### Recorded information
---
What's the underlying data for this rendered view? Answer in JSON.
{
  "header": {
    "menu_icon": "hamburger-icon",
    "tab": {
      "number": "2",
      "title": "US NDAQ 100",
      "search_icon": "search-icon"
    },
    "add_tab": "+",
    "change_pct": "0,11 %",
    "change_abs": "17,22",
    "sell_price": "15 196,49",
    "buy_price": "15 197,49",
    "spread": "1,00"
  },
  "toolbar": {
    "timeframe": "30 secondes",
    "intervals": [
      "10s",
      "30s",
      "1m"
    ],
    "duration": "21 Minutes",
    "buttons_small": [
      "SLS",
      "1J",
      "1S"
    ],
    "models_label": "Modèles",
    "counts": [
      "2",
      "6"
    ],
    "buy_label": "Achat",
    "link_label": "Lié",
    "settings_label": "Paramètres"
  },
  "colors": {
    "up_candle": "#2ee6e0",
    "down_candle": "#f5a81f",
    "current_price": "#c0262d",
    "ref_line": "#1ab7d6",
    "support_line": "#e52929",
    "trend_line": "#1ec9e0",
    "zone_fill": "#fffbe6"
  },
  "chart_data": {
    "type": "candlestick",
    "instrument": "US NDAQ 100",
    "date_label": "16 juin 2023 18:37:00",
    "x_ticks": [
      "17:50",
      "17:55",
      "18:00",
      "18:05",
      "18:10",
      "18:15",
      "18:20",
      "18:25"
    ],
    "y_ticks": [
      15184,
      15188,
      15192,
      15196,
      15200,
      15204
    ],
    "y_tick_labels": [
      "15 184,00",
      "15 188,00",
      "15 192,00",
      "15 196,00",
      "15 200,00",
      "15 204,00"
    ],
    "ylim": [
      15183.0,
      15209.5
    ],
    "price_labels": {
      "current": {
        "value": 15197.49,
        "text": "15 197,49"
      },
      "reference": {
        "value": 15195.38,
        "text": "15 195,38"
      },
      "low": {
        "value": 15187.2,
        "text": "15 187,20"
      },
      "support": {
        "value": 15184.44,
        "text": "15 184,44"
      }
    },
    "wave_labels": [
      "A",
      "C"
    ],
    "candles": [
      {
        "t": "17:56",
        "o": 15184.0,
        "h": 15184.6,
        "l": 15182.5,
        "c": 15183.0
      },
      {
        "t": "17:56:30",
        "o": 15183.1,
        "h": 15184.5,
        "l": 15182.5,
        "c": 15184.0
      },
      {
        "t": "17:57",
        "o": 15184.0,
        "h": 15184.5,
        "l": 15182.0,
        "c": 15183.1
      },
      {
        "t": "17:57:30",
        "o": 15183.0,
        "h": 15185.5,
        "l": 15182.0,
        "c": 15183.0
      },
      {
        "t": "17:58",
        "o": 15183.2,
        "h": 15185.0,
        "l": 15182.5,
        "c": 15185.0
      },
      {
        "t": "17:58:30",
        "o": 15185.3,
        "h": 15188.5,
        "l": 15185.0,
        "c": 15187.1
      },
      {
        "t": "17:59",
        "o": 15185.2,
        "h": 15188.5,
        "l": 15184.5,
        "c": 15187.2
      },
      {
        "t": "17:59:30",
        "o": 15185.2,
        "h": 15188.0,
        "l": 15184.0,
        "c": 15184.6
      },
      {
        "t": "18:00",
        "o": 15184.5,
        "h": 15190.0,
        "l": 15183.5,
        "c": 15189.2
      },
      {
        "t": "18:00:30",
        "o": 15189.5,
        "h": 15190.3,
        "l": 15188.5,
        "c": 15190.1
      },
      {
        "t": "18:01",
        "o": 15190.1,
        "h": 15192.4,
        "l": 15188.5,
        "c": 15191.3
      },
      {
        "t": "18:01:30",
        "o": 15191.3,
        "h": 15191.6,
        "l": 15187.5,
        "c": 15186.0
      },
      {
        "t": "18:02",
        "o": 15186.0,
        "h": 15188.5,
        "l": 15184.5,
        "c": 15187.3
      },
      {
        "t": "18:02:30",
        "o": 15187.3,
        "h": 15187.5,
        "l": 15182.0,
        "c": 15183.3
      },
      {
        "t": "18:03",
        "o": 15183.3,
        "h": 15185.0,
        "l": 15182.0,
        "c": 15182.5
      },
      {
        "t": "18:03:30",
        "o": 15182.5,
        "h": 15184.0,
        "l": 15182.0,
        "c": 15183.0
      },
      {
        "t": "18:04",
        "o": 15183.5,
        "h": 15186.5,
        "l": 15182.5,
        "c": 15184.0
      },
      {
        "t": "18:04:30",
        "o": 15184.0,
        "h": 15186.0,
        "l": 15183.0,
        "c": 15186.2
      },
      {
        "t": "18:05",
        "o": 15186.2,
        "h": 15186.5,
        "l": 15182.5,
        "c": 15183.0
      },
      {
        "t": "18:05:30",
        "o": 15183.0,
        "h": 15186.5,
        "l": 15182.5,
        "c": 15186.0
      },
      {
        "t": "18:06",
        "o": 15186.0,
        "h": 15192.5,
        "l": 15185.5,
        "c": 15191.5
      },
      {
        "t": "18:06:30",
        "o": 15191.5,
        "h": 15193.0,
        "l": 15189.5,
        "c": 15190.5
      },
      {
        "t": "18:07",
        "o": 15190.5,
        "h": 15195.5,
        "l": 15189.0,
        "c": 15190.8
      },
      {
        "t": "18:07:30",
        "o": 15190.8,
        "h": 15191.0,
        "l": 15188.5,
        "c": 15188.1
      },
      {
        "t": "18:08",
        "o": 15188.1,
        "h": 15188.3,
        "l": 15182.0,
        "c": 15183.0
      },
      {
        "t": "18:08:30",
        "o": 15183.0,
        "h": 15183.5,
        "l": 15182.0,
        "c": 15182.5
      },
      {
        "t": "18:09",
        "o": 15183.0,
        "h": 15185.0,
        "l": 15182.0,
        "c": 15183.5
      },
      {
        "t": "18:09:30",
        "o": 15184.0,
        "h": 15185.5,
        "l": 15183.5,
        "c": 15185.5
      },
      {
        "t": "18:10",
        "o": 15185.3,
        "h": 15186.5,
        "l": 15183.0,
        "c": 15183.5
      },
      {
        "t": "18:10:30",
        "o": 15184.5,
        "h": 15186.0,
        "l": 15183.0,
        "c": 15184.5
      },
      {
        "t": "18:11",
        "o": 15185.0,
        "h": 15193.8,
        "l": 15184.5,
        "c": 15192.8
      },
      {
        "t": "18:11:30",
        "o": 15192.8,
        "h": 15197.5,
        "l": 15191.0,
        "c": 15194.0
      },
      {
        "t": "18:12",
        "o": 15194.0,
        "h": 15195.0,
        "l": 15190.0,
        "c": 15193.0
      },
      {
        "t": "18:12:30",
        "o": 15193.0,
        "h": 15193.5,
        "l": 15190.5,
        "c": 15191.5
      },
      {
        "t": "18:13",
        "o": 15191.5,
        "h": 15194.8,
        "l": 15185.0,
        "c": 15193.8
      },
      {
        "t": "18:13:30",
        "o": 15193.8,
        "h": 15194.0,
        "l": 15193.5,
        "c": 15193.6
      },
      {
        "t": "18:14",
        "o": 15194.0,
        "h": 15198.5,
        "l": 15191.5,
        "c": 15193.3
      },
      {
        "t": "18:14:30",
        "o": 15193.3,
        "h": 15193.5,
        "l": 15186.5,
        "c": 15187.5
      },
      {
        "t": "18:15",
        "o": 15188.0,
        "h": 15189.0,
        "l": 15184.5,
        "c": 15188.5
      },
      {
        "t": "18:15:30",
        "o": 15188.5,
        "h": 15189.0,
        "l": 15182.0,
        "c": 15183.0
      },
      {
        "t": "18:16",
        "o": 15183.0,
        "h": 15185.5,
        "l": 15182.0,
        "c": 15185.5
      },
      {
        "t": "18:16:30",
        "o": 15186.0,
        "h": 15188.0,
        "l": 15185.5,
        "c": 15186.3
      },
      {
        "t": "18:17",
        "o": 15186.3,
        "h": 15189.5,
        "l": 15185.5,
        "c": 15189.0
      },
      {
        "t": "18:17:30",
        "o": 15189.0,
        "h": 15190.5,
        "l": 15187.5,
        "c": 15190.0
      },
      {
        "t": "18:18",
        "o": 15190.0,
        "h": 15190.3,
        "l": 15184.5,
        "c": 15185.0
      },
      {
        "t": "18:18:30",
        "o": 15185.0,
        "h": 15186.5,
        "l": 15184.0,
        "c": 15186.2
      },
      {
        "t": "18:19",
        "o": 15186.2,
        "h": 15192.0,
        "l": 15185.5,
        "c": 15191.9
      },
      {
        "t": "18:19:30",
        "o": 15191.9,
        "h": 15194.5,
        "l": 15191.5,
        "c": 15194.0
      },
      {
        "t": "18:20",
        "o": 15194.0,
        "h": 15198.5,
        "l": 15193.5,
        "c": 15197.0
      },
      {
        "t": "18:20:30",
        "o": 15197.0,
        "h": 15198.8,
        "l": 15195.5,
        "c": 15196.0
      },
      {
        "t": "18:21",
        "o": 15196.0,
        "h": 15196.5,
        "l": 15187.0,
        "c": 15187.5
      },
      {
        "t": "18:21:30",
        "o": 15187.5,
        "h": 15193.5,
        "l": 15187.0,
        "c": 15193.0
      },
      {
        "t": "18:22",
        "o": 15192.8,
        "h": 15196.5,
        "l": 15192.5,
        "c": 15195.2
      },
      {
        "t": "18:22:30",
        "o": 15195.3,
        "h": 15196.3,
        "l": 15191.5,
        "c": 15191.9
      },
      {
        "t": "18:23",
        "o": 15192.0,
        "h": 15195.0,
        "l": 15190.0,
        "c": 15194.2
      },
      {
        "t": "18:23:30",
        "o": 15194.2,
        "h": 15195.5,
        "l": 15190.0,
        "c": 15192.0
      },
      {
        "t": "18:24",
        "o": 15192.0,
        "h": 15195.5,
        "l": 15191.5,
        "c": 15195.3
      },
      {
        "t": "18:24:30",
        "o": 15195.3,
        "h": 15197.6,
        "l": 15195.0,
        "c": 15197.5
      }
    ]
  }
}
---
Copy in full each line that holds the word "icon".

    "menu_icon": "hamburger-icon",
      "search_icon": "search-icon"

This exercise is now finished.